Return the listing below word for word.

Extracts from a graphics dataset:
++++
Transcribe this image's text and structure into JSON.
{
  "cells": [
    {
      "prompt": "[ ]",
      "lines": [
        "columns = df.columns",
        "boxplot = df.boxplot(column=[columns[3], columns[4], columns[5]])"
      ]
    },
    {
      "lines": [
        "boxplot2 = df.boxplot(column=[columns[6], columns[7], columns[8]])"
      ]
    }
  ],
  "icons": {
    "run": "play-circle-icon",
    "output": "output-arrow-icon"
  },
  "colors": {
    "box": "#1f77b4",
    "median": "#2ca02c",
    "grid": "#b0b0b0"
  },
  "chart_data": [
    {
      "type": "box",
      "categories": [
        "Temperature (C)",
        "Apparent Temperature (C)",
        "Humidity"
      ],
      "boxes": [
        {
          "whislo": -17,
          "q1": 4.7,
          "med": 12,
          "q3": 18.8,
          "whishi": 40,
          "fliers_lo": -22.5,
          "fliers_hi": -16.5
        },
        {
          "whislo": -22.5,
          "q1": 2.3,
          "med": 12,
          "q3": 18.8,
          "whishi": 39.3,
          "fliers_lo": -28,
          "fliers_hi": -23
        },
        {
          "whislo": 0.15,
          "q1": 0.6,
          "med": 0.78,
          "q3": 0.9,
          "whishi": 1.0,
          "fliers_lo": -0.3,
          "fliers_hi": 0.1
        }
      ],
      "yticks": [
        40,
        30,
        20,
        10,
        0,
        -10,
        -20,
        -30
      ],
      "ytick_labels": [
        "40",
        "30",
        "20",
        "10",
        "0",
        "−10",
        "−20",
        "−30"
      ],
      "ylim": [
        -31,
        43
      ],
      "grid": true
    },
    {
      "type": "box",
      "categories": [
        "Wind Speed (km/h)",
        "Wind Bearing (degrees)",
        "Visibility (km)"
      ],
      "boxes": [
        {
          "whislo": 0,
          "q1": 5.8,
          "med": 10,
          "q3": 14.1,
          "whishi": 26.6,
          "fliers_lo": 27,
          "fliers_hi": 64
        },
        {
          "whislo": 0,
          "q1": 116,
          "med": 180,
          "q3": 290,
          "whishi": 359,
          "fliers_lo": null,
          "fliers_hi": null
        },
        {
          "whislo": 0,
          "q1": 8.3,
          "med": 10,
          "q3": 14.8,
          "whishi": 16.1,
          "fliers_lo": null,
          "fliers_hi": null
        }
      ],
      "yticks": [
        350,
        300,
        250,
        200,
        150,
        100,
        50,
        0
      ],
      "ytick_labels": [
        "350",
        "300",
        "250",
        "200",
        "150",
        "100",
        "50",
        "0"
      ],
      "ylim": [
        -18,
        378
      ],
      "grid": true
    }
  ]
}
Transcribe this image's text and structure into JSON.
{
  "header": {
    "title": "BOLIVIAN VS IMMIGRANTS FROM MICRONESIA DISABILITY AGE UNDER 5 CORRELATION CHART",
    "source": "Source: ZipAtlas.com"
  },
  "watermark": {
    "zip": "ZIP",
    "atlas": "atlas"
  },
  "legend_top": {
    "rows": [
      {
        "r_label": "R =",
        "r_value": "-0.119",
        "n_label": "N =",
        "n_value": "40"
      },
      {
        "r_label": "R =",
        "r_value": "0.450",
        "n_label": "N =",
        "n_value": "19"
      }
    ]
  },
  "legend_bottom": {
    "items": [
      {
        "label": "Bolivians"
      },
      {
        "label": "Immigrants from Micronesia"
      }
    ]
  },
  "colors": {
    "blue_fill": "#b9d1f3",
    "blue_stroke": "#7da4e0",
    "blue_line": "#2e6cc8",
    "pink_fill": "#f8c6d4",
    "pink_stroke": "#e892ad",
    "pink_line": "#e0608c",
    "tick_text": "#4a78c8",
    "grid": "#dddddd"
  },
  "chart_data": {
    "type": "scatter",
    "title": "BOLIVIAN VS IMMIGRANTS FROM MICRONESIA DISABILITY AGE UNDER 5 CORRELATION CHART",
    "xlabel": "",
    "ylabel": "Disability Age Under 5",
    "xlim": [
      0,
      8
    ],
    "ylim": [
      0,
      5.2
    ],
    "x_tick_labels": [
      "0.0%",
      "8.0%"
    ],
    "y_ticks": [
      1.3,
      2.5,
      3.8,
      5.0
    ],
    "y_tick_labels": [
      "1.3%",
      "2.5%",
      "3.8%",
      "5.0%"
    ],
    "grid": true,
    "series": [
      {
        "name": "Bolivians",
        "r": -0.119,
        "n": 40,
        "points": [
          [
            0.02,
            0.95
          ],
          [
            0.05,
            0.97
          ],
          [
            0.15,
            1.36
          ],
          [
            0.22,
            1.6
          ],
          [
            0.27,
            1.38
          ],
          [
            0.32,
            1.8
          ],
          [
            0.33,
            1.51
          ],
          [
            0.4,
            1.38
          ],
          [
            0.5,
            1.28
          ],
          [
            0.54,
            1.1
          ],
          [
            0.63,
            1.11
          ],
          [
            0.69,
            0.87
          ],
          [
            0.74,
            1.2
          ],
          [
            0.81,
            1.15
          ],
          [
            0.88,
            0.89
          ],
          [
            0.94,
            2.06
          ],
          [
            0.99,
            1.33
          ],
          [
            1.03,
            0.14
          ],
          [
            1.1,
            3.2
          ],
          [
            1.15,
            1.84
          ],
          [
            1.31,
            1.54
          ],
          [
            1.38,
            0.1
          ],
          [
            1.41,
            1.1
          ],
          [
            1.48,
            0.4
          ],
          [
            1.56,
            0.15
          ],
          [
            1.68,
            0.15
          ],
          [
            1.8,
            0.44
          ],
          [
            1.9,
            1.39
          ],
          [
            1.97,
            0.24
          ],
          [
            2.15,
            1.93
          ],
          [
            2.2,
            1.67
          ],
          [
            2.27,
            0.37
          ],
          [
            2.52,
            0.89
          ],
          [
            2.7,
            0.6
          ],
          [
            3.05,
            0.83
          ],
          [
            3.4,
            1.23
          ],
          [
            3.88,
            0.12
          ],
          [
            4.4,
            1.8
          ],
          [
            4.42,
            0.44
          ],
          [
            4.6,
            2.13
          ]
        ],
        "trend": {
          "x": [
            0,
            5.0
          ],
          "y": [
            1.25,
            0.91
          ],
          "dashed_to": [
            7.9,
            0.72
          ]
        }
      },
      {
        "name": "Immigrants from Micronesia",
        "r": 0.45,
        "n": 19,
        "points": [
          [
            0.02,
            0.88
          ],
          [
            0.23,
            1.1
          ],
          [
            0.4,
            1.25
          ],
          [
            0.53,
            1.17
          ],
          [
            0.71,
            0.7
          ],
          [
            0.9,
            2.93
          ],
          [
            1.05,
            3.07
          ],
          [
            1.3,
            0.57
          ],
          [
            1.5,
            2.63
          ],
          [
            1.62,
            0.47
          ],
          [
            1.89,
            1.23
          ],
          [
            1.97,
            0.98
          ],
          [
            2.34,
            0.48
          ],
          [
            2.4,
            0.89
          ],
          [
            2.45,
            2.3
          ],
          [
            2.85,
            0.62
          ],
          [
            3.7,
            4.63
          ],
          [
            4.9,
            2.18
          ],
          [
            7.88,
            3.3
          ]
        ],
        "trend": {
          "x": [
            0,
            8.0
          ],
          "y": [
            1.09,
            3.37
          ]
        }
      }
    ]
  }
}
++++
Result for this exercise
Transcribe this image's text and structure into JSON.
{
  "cells": [
    {
      "prompt": "[ ]",
      "lines": [
        "columns = df.columns",
        "boxplot = df.boxplot(column=[columns[3], columns[4], columns[5]])"
      ]
    },
    {
      "lines": [
        "boxplot2 = df.boxplot(column=[columns[6], columns[7], columns[8]])"
      ]
    }
  ],
  "icons": {
    "run": "play-circle-icon",
    "output": "output-arrow-icon"
  },
  "colors": {
    "box": "#1f77b4",
    "median": "#2ca02c",
    "grid": "#b0b0b0"
  },
  "chart_data": [
    {
      "type": "box",
      "categories": [
        "Temperature (C)",
        "Apparent Temperature (C)",
        "Humidity"
      ],
      "boxes": [
        {
          "whislo": -17,
          "q1": 4.7,
          "med": 12,
          "q3": 18.8,
          "whishi": 40,
          "fliers_lo": -22.5,
          "fliers_hi": -16.5
        },
        {
          "whislo": -22.5,
          "q1": 2.3,
          "med": 12,
          "q3": 18.8,
          "whishi": 39.3,
          "fliers_lo": -28,
          "fliers_hi": -23
        },
        {
          "whislo": 0.15,
          "q1": 0.6,
          "med": 0.78,
          "q3": 0.9,
          "whishi": 1.0,
          "fliers_lo": -0.3,
          "fliers_hi": 0.1
        }
      ],
      "yticks": [
        40,
        30,
        20,
        10,
        0,
        -10,
        -20,
        -30
      ],
      "ytick_labels": [
        "40",
        "30",
        "20",
        "10",
        "0",
        "−10",
        "−20",
        "−30"
      ],
      "ylim": [
        -31,
        43
      ],
      "grid": true
    },
    {
      "type": "box",
      "categories": [
        "Wind Speed (km/h)",
        "Wind Bearing (degrees)",
        "Visibility (km)"
      ],
      "boxes": [
        {
          "whislo": 0,
          "q1": 5.8,
          "med": 10,
          "q3": 14.1,
          "whishi": 26.6,
          "fliers_lo": 27,
          "fliers_hi": 64
        },
        {
          "whislo": 0,
          "q1": 116,
          "med": 180,
          "q3": 290,
          "whishi": 359,
          "fliers_lo": null,
          "fliers_hi": null
        },
        {
          "whislo": 0,
          "q1": 8.3,
          "med": 10,
          "q3": 14.8,
          "whishi": 16.1,
          "fliers_lo": null,
          "fliers_hi": null
        }
      ],
      "yticks": [
        350,
        300,
        250,
        200,
        150,
        100,
        50,
        0
      ],
      "ytick_labels": [
        "350",
        "300",
        "250",
        "200",
        "150",
        "100",
        "50",
        "0"
      ],
      "ylim": [
        -18,
        378
      ],
      "grid": true
    }
  ]
}
Transcribe this image's text and structure into JSON.
{
  "header": {
    "title": "BOLIVIAN VS IMMIGRANTS FROM MICRONESIA DISABILITY AGE UNDER 5 CORRELATION CHART",
    "source": "Source: ZipAtlas.com"
  },
  "watermark": {
    "zip": "ZIP",
    "atlas": "atlas"
  },
  "legend_top": {
    "rows": [
      {
        "r_label": "R =",
        "r_value": "-0.119",
        "n_label": "N =",
        "n_value": "40"
      },
      {
        "r_label": "R =",
        "r_value": "0.450",
        "n_label": "N =",
        "n_value": "19"
      }
    ]
  },
  "legend_bottom": {
    "items": [
      {
        "label": "Bolivians"
      },
      {
        "label": "Immigrants from Micronesia"
      }
    ]
  },
  "colors": {
    "blue_fill": "#b9d1f3",
    "blue_stroke": "#7da4e0",
    "blue_line": "#2e6cc8",
    "pink_fill": "#f8c6d4",
    "pink_stroke": "#e892ad",
    "pink_line": "#e0608c",
    "tick_text": "#4a78c8",
    "grid": "#dddddd"
  },
  "chart_data": {
    "type": "scatter",
    "title": "BOLIVIAN VS IMMIGRANTS FROM MICRONESIA DISABILITY AGE UNDER 5 CORRELATION CHART",
    "xlabel": "",
    "ylabel": "Disability Age Under 5",
    "xlim": [
      0,
      8
    ],
    "ylim": [
      0,
      5.2
    ],
    "x_tick_labels": [
      "0.0%",
      "8.0%"
    ],
    "y_ticks": [
      1.3,
      2.5,
      3.8,
      5.0
    ],
    "y_tick_labels": [
      "1.3%",
      "2.5%",
      "3.8%",
      "5.0%"
    ],
    "grid": true,
    "series": [
      {
        "name": "Bolivians",
        "r": -0.119,
        "n": 40,
        "points": [
          [
            0.02,
            0.95
          ],
          [
            0.05,
            0.97
          ],
          [
            0.15,
            1.36
          ],
          [
            0.22,
            1.6
          ],
          [
            0.27,
            1.38
          ],
          [
            0.32,
            1.8
          ],
          [
            0.33,
            1.51
          ],
          [
            0.4,
            1.38
          ],
          [
            0.5,
            1.28
          ],
          [
            0.54,
            1.1
          ],
          [
            0.63,
            1.11
          ],
          [
            0.69,
            0.87
          ],
          [
            0.74,
            1.2
          ],
          [
            0.81,
            1.15
          ],
          [
            0.88,
            0.89
          ],
          [
            0.94,
            2.06
          ],
          [
            0.99,
            1.33
          ],
          [
            1.03,
            0.14
          ],
          [
            1.1,
            3.2
          ],
          [
            1.15,
            1.84
          ],
          [
            1.31,
            1.54
          ],
          [
            1.38,
            0.1
          ],
          [
            1.41,
            1.1
          ],
          [
            1.48,
            0.4
          ],
          [
            1.56,
            0.15
          ],
          [
            1.68,
            0.15
          ],
          [
            1.8,
            0.44
          ],
          [
            1.9,
            1.39
          ],
          [
            1.97,
            0.24
          ],
          [
            2.15,
            1.93
          ],
          [
            2.2,
            1.67
          ],
          [
            2.27,
            0.37
          ],
          [
            2.52,
            0.89
          ],
          [
            2.7,
            0.6
          ],
          [
            3.05,
            0.83
          ],
          [
            3.4,
            1.23
          ],
          [
            3.88,
            0.12
          ],
          [
            4.4,
            1.8
          ],
          [
            4.42,
            0.44
          ],
          [
            4.6,
            2.13
          ]
        ],
        "trend": {
          "x": [
            0,
            5.0
          ],
          "y": [
            1.25,
            0.91
          ],
          "dashed_to": [
            7.9,
            0.72
          ]
        }
      },
      {
        "name": "Immigrants from Micronesia",
        "r": 0.45,
        "n": 19,
        "points": [
          [
            0.02,
            0.88
          ],
          [
            0.23,
            1.1
          ],
          [
            0.4,
            1.25
          ],
          [
            0.53,
            1.17
          ],
          [
            0.71,
            0.7
          ],
          [
            0.9,
            2.93
          ],
          [
            1.05,
            3.07
          ],
          [
            1.3,
            0.57
          ],
          [
            1.5,
            2.63
          ],
          [
            1.62,
            0.47
          ],
          [
            1.89,
            1.23
          ],
          [
            1.97,
            0.98
          ],
          [
            2.34,
            0.48
          ],
          [
            2.4,
            0.89
          ],
          [
            2.45,
            2.3
          ],
          [
            2.85,
            0.62
          ],
          [
            3.7,
            4.63
          ],
          [
            4.9,
            2.18
          ],
          [
            7.88,
            3.3
          ]
        ],
        "trend": {
          "x": [
            0,
            8.0
          ],
          "y": [
            1.09,
            3.37
          ]
        }
      }
    ]
  }
}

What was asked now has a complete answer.